Problem: Copy out each line that includes the word "chevron".

========================================================================

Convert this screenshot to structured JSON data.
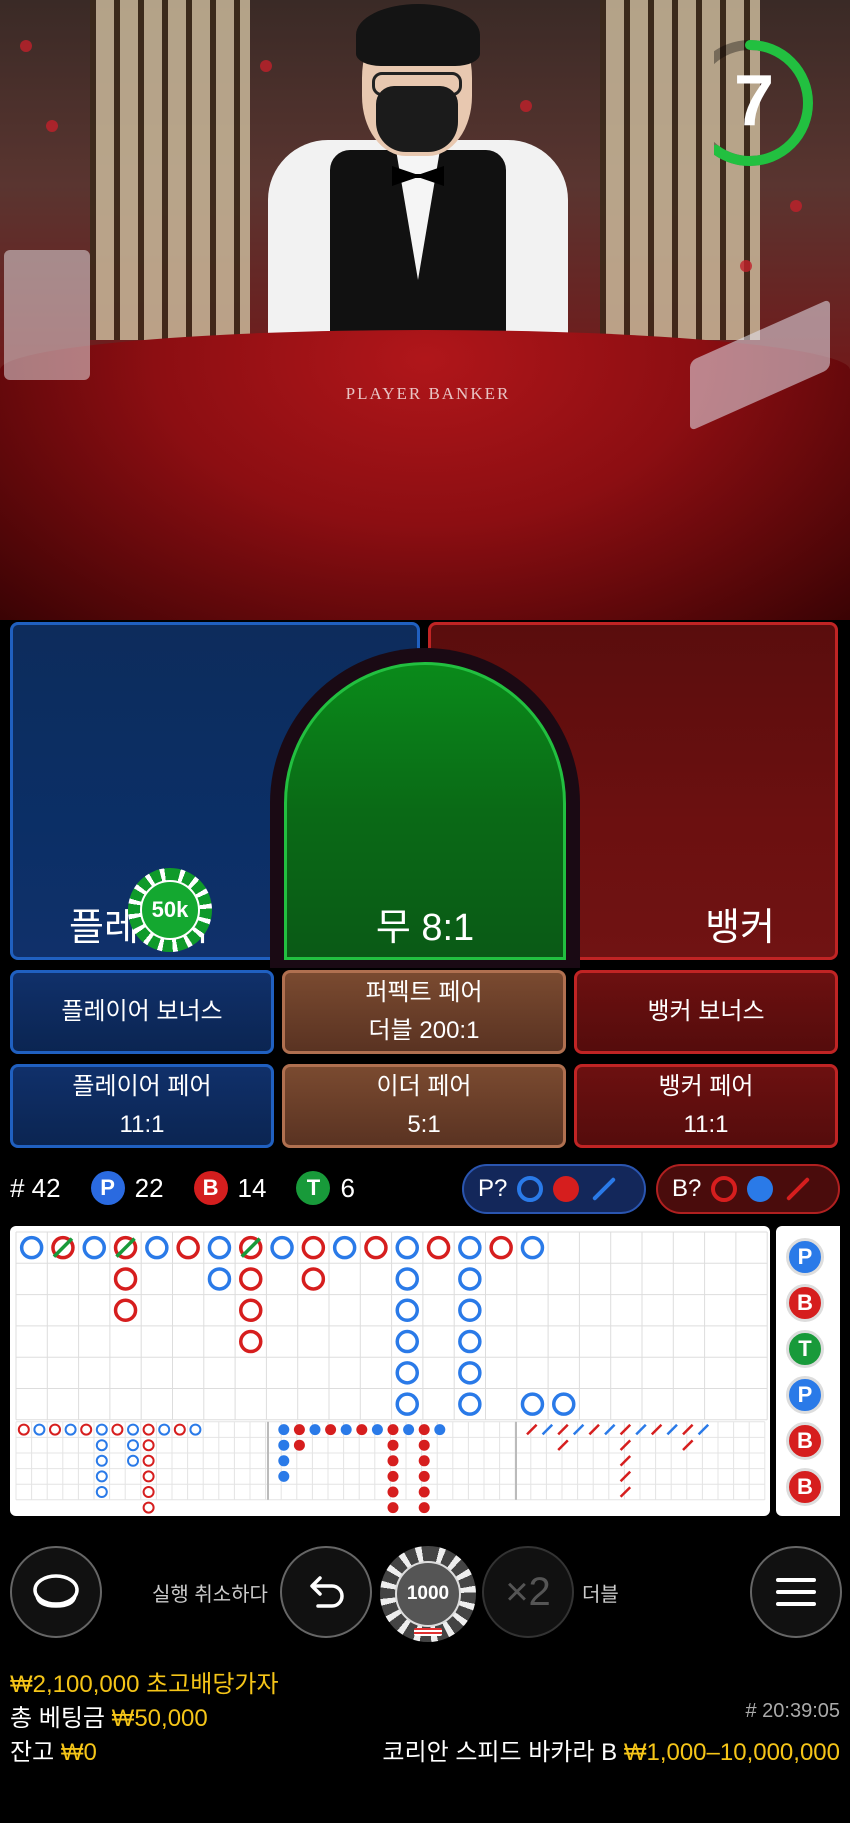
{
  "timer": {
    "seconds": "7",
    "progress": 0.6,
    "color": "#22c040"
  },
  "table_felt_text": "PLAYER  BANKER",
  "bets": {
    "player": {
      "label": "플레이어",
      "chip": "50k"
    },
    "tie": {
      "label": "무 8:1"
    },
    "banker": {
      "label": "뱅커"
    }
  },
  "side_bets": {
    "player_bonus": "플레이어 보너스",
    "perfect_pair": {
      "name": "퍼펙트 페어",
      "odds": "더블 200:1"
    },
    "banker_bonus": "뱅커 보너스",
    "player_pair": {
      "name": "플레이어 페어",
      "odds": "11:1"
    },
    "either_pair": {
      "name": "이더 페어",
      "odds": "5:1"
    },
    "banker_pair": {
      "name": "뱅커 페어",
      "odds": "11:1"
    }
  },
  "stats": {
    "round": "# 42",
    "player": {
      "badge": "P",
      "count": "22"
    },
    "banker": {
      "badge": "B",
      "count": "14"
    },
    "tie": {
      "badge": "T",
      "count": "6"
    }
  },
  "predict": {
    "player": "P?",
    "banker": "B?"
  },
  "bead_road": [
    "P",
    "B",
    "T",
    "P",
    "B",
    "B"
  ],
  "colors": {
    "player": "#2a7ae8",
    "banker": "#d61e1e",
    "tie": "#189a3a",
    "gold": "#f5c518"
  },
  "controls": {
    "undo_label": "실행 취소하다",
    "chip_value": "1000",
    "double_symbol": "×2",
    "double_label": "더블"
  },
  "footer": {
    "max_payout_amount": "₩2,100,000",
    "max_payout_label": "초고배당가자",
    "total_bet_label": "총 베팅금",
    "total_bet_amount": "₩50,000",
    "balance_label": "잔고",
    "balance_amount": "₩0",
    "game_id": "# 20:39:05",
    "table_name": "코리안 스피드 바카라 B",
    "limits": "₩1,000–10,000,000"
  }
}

========================================================================

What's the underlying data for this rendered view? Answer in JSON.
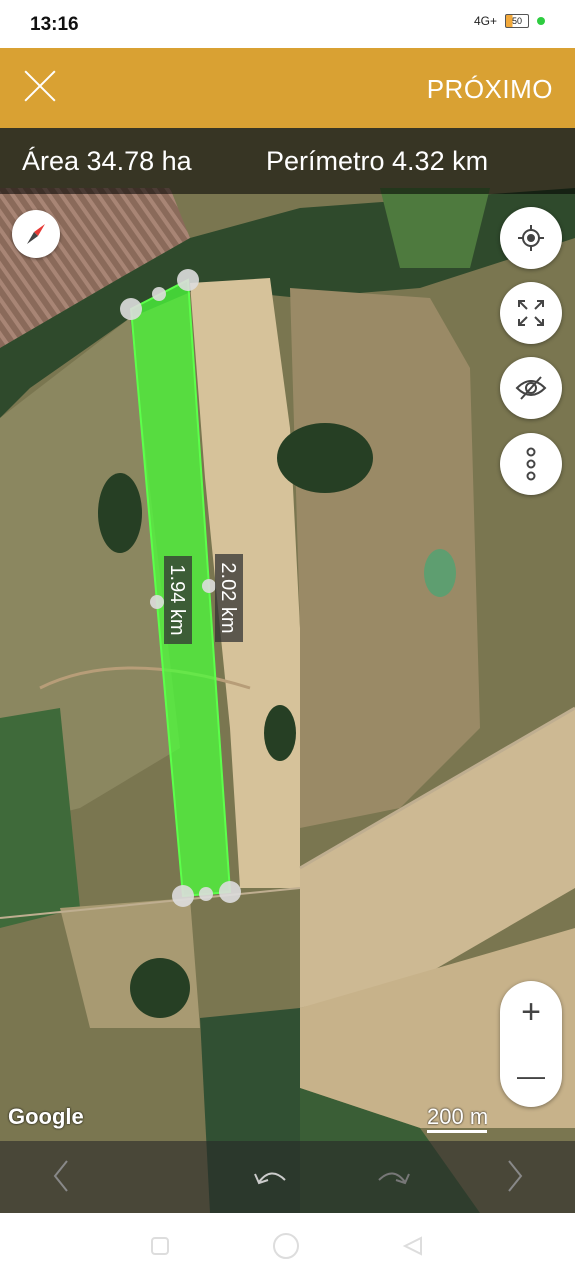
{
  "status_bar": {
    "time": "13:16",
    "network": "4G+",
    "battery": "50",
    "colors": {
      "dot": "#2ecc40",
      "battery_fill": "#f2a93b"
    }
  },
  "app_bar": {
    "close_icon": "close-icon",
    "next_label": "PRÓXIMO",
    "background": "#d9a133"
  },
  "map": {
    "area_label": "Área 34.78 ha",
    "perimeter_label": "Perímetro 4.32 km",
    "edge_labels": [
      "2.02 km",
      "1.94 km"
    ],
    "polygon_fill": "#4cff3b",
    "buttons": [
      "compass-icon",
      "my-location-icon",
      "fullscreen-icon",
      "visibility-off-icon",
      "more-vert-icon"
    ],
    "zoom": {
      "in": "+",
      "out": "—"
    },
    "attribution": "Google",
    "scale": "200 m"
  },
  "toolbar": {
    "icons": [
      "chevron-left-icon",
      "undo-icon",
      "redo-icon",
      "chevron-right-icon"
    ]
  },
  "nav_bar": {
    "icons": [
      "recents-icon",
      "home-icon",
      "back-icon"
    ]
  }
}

========================================================================

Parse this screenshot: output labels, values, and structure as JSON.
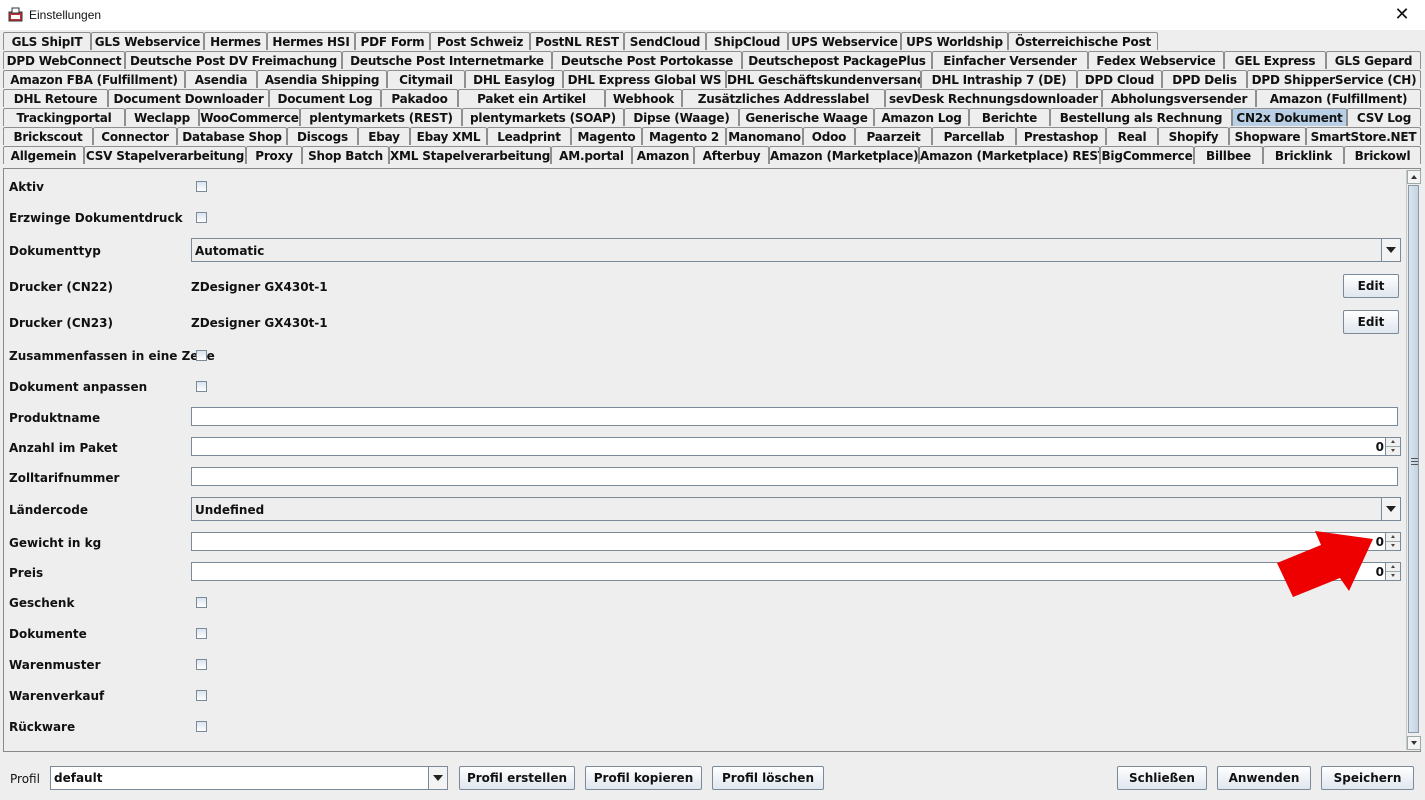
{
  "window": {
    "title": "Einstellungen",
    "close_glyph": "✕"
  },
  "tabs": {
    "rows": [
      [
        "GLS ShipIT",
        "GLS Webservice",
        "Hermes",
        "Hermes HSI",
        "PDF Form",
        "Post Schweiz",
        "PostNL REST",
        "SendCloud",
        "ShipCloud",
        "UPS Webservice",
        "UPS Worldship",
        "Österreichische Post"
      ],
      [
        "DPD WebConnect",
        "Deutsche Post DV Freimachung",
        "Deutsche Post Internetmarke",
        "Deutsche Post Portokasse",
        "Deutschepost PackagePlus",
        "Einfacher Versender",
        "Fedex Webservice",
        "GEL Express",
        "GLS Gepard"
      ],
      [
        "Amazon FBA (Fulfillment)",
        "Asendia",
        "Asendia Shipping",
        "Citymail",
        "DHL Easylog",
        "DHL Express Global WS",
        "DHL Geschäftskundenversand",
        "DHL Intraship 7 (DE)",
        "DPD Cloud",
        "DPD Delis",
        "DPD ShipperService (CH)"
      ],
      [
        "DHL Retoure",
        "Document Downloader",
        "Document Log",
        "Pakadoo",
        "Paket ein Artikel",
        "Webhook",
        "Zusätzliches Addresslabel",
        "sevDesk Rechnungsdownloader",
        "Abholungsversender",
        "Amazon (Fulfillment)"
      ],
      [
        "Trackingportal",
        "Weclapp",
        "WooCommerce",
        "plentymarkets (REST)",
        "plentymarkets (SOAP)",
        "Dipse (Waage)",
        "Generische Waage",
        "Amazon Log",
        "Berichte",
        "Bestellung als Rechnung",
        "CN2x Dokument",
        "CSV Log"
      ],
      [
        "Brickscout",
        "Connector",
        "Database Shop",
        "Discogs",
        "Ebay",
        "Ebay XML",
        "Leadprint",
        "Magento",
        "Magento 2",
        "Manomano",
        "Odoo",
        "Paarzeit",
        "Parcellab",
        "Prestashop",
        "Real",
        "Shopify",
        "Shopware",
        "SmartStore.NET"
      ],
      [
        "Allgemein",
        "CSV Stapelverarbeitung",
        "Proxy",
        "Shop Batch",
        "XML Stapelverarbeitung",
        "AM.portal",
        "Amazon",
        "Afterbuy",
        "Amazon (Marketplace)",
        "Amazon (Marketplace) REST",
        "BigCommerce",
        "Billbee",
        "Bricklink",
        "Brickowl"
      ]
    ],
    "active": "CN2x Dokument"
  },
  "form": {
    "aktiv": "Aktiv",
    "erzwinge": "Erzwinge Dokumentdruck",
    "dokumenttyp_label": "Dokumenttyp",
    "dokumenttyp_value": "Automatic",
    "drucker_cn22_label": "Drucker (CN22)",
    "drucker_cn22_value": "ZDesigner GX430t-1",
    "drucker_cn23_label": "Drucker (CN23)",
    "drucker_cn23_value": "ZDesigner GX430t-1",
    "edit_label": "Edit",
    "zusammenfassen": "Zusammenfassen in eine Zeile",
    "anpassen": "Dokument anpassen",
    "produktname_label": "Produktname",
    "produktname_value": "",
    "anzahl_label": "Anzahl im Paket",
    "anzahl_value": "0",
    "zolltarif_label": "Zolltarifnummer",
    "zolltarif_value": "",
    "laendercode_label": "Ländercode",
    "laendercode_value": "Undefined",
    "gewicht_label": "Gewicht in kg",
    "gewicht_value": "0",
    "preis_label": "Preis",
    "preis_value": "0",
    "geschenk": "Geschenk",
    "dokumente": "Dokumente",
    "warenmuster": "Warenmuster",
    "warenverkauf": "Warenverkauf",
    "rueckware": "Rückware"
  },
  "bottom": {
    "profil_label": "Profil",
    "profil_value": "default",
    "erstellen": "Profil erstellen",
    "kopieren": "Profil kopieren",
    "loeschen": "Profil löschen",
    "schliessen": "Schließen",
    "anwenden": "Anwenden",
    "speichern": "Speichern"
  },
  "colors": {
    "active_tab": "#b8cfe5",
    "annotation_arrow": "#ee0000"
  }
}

========================================================================

Exercise answer:
      "chevron-left-icon",
      "chevron-right-icon"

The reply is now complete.